## Set exercise
Provide an exact copy of the data, excluding the images.

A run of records
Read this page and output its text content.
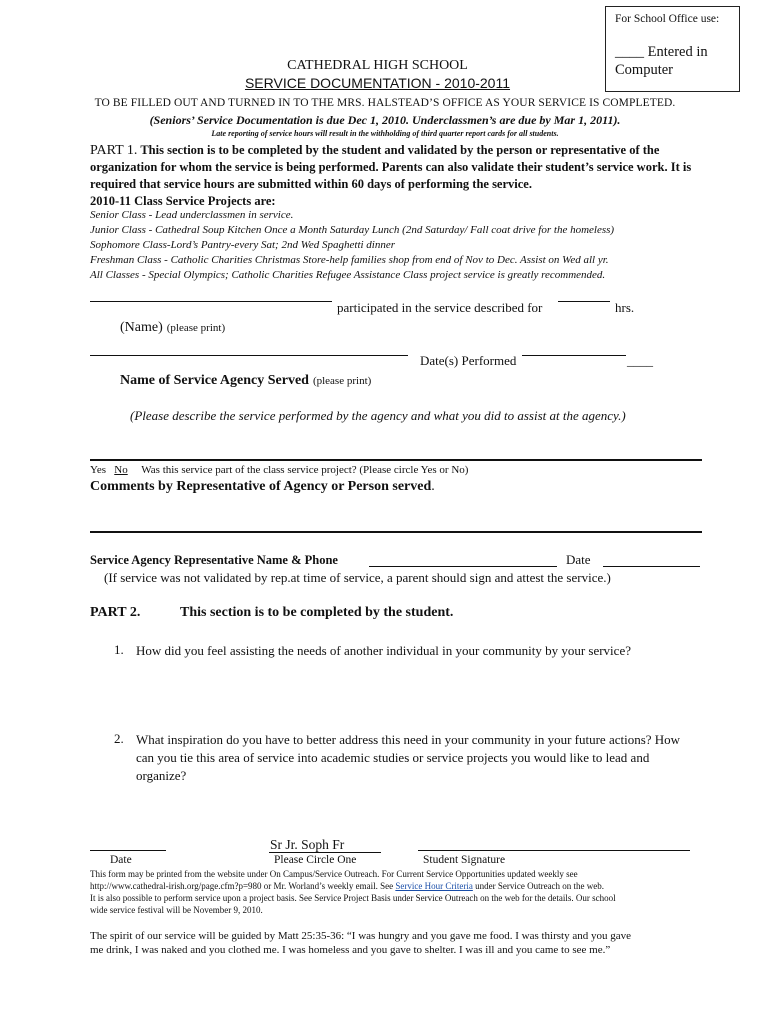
For School Office use:
____ Entered in Computer
CATHEDRAL HIGH SCHOOL
SERVICE DOCUMENTATION - 2010-2011
TO BE FILLED OUT AND TURNED IN TO THE MRS. HALSTEAD’S OFFICE AS YOUR SERVICE IS COMPLETED.
(Seniors’ Service Documentation is due Dec 1, 2010. Underclassmen’s are due by Mar 1, 2011).
Late reporting of service hours will result in the withholding of third quarter report cards for all students.
PART 1. This section is to be completed by the student and validated by the person or representative of the organization for whom the service is being performed. Parents can also validate their student’s service work. It is required that service hours are submitted within 60 days of performing the service.
2010-11 Class Service Projects are:
Senior Class - Lead underclassmen in service.
Junior Class - Cathedral Soup Kitchen Once a Month Saturday Lunch (2nd Saturday/ Fall coat drive for the homeless)
Sophomore Class-Lord’s Pantry-every Sat; 2nd Wed Spaghetti dinner
Freshman Class - Catholic Charities Christmas Store-help families shop from end of Nov to Dec. Assist on Wed all yr.
All Classes - Special Olympics; Catholic Charities Refugee Assistance Class project service is greatly recommended.
participated in the service described for	hrs.
(Name) (please print)
Date(s) Performed	____
Name of Service Agency Served (please print)
(Please describe the service performed by the agency and what you did to assist at the agency.)
Yes No Was this service part of the class service project? (Please circle Yes or No)
Comments by Representative of Agency or Person served.
Service Agency Representative Name & Phone	Date
(If service was not validated by rep.at time of service, a parent should sign and attest the service.)
PART 2.	This section is to be completed by the student.
1. How did you feel assisting the needs of another individual in your community by your service?
2. What inspiration do you have to better address this need in your community in your future actions? How can you tie this area of service into academic studies or service projects you would like to lead and organize?
Sr Jr. Soph Fr
Date	Please Circle One	Student Signature
This form may be printed from the website under On Campus/Service Outreach. For Current Service Opportunities updated weekly see
http://www.cathedral-irish.org/page.cfm?p=980 or Mr. Worland’s weekly email. See Service Hour Criteria under Service Outreach on the web.
It is also possible to perform service upon a project basis. See Service Project Basis under Service Outreach on the web for the details. Our school
wide service festival will be November 9, 2010.
The spirit of our service will be guided by Matt 25:35-36: “I was hungry and you gave me food. I was thirsty and you gave
me drink, I was naked and you clothed me. I was homeless and you gave to shelter. I was ill and you came to see me.”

## Answer
Read this page and output its text content.
For School Office use:
____ Entered in Computer
CATHEDRAL HIGH SCHOOL
SERVICE DOCUMENTATION - 2010-2011
TO BE FILLED OUT AND TURNED IN TO THE MRS. HALSTEAD’S OFFICE AS YOUR SERVICE IS COMPLETED.
(Seniors’ Service Documentation is due Dec 1, 2010. Underclassmen’s are due by Mar 1, 2011).
Late reporting of service hours will result in the withholding of third quarter report cards for all students.
PART 1. This section is to be completed by the student and validated by the person or representative of the organization for whom the service is being performed. Parents can also validate their student’s service work. It is required that service hours are submitted within 60 days of performing the service.
2010-11 Class Service Projects are:
Senior Class - Lead underclassmen in service.
Junior Class - Cathedral Soup Kitchen Once a Month Saturday Lunch (2nd Saturday/ Fall coat drive for the homeless)
Sophomore Class-Lord’s Pantry-every Sat; 2nd Wed Spaghetti dinner
Freshman Class - Catholic Charities Christmas Store-help families shop from end of Nov to Dec. Assist on Wed all yr.
All Classes - Special Olympics; Catholic Charities Refugee Assistance Class project service is greatly recommended.
participated in the service described for	hrs.
(Name) (please print)
Date(s) Performed	____
Name of Service Agency Served (please print)
(Please describe the service performed by the agency and what you did to assist at the agency.)
Yes No Was this service part of the class service project? (Please circle Yes or No)
Comments by Representative of Agency or Person served.
Service Agency Representative Name & Phone	Date
(If service was not validated by rep.at time of service, a parent should sign and attest the service.)
PART 2.	This section is to be completed by the student.
1. How did you feel assisting the needs of another individual in your community by your service?
2. What inspiration do you have to better address this need in your community in your future actions? How can you tie this area of service into academic studies or service projects you would like to lead and organize?
Sr Jr. Soph Fr
Date	Please Circle One	Student Signature
This form may be printed from the website under On Campus/Service Outreach. For Current Service Opportunities updated weekly see
http://www.cathedral-irish.org/page.cfm?p=980 or Mr. Worland’s weekly email. See Service Hour Criteria under Service Outreach on the web.
It is also possible to perform service upon a project basis. See Service Project Basis under Service Outreach on the web for the details. Our school
wide service festival will be November 9, 2010.
The spirit of our service will be guided by Matt 25:35-36: “I was hungry and you gave me food. I was thirsty and you gave
me drink, I was naked and you clothed me. I was homeless and you gave to shelter. I was ill and you came to see me.”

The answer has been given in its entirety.